[BEGIN Materials provided]
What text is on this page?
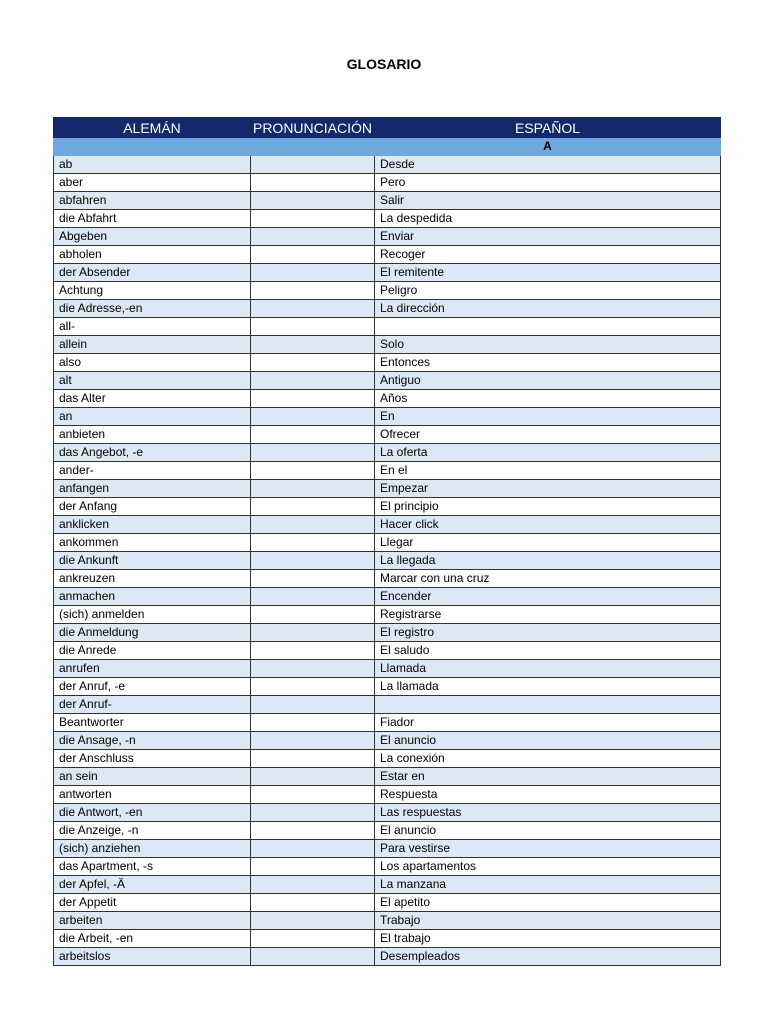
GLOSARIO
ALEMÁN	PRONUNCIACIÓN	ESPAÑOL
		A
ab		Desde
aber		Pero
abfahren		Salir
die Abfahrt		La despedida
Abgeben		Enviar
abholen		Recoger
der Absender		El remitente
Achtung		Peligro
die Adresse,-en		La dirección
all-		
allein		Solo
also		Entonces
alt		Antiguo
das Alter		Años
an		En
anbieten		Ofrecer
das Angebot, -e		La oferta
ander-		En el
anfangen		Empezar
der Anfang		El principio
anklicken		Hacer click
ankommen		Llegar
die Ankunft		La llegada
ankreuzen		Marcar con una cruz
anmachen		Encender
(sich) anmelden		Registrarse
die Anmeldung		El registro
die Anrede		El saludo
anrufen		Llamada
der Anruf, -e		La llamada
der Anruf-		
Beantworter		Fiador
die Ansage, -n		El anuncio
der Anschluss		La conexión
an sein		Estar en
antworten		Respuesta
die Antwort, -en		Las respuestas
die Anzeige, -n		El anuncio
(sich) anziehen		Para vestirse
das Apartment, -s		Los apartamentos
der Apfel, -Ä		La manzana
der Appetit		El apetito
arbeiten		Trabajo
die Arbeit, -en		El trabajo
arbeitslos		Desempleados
[END Materials provided]
> Set task
Retype all of the entries exactly as written, leaving out any images.

> Response
What text is on this page?
GLOSARIO
ALEMÁN	PRONUNCIACIÓN	ESPAÑOL
		A
ab		Desde
aber		Pero
abfahren		Salir
die Abfahrt		La despedida
Abgeben		Enviar
abholen		Recoger
der Absender		El remitente
Achtung		Peligro
die Adresse,-en		La dirección
all-		
allein		Solo
also		Entonces
alt		Antiguo
das Alter		Años
an		En
anbieten		Ofrecer
das Angebot, -e		La oferta
ander-		En el
anfangen		Empezar
der Anfang		El principio
anklicken		Hacer click
ankommen		Llegar
die Ankunft		La llegada
ankreuzen		Marcar con una cruz
anmachen		Encender
(sich) anmelden		Registrarse
die Anmeldung		El registro
die Anrede		El saludo
anrufen		Llamada
der Anruf, -e		La llamada
der Anruf-		
Beantworter		Fiador
die Ansage, -n		El anuncio
der Anschluss		La conexión
an sein		Estar en
antworten		Respuesta
die Antwort, -en		Las respuestas
die Anzeige, -n		El anuncio
(sich) anziehen		Para vestirse
das Apartment, -s		Los apartamentos
der Apfel, -Ä		La manzana
der Appetit		El apetito
arbeiten		Trabajo
die Arbeit, -en		El trabajo
arbeitslos		Desempleados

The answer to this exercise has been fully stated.